Copy every line that contains the string "JSON" from the entries below.

⟨

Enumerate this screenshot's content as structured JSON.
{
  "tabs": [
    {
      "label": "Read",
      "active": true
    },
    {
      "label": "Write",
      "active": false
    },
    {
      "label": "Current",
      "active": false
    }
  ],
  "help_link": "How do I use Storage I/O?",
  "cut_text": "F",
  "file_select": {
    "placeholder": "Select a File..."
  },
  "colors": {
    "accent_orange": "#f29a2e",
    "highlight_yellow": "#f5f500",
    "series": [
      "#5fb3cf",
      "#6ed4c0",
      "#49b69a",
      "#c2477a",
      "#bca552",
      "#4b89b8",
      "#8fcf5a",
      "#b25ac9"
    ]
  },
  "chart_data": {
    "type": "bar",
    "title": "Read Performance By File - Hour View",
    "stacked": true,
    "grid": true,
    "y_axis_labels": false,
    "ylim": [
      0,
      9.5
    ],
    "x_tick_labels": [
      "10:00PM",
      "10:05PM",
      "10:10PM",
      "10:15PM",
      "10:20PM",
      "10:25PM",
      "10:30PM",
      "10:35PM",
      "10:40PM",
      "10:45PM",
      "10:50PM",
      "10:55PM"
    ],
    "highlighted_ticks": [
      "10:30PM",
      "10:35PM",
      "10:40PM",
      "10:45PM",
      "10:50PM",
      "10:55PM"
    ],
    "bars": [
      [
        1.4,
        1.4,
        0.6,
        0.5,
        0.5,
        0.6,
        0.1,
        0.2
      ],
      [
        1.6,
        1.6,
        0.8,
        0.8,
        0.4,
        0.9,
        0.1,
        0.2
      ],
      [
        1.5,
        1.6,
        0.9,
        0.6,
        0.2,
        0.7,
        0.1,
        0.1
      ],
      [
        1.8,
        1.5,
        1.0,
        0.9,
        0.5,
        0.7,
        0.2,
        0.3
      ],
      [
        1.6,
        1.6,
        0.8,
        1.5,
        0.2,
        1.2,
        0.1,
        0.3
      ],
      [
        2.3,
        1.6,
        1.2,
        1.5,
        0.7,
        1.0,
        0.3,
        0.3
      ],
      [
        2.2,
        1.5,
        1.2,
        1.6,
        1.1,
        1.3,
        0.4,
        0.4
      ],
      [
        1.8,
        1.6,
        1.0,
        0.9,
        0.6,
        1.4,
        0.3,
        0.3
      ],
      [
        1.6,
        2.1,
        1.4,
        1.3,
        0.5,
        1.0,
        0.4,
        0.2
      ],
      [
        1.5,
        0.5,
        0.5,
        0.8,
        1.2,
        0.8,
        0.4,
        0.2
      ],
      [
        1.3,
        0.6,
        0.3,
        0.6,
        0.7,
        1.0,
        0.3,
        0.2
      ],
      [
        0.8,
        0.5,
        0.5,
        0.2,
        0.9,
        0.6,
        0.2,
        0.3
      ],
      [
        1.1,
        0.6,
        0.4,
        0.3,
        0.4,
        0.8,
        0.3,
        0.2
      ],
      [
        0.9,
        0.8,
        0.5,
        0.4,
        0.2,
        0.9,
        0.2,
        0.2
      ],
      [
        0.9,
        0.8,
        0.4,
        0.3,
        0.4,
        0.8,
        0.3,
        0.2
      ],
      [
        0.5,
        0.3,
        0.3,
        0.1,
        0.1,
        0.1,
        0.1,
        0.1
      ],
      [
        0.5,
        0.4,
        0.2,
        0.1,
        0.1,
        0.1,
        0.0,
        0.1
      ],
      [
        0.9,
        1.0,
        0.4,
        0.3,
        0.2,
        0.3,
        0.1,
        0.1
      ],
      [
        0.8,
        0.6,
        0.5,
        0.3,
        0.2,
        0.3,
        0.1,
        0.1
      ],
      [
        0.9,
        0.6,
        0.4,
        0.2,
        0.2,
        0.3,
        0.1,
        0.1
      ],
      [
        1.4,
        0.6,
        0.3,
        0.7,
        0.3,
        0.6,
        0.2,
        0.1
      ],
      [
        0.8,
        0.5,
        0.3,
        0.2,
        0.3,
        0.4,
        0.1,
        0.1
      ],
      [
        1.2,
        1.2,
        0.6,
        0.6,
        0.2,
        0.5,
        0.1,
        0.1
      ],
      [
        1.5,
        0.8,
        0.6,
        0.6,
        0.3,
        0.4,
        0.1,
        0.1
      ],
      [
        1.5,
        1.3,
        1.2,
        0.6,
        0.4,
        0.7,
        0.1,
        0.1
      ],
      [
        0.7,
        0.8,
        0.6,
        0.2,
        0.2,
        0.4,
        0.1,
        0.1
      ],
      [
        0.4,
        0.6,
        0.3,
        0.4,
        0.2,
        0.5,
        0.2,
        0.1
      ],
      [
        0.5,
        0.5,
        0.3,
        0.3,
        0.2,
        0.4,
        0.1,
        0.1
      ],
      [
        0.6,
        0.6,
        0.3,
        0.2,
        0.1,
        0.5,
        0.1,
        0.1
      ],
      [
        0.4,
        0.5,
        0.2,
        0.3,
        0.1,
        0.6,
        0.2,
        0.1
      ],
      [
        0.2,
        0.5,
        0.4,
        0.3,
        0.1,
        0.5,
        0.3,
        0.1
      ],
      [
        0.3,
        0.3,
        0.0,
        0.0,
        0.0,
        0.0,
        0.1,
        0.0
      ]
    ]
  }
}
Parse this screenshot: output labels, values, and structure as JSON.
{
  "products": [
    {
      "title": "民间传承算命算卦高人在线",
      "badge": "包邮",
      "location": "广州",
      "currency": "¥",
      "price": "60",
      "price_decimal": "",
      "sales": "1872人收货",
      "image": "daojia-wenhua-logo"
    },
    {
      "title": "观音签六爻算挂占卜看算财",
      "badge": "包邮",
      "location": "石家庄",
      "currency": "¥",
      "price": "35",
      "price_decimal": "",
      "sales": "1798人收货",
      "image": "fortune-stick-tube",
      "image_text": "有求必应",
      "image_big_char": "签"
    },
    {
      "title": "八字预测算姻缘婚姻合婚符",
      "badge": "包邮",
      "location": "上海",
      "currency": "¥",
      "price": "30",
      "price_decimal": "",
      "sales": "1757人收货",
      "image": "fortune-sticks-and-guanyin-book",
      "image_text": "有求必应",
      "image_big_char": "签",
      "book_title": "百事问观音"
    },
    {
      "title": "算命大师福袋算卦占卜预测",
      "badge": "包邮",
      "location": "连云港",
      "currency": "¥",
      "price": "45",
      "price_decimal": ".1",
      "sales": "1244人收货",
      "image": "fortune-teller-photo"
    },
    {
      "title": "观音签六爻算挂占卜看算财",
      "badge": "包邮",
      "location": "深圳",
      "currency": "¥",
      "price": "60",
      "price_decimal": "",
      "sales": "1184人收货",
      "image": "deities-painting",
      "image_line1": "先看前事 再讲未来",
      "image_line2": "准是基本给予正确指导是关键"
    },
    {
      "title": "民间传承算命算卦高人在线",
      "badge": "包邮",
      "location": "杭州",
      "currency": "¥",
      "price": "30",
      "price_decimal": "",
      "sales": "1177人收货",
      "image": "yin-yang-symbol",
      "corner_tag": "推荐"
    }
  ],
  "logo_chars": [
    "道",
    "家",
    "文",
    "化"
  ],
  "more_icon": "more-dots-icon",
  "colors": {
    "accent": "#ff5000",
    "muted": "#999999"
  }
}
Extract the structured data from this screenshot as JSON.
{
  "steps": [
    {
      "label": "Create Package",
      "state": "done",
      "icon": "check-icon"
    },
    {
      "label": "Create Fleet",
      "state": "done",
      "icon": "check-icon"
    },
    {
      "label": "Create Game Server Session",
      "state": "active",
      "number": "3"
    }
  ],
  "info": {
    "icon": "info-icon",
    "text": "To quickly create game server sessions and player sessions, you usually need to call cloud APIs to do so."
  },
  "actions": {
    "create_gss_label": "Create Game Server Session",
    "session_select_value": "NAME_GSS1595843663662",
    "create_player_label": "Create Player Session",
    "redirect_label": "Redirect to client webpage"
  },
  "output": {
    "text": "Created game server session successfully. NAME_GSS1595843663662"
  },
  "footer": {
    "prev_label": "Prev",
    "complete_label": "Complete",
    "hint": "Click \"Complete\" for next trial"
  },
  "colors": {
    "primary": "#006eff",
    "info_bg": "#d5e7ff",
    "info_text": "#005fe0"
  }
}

⟩

• _Response to the exercise_:
Enumerate this screenshot's content as structured JSON.
Parse this screenshot: output labels, values, and structure as JSON.
Extract the structured data from this screenshot as JSON.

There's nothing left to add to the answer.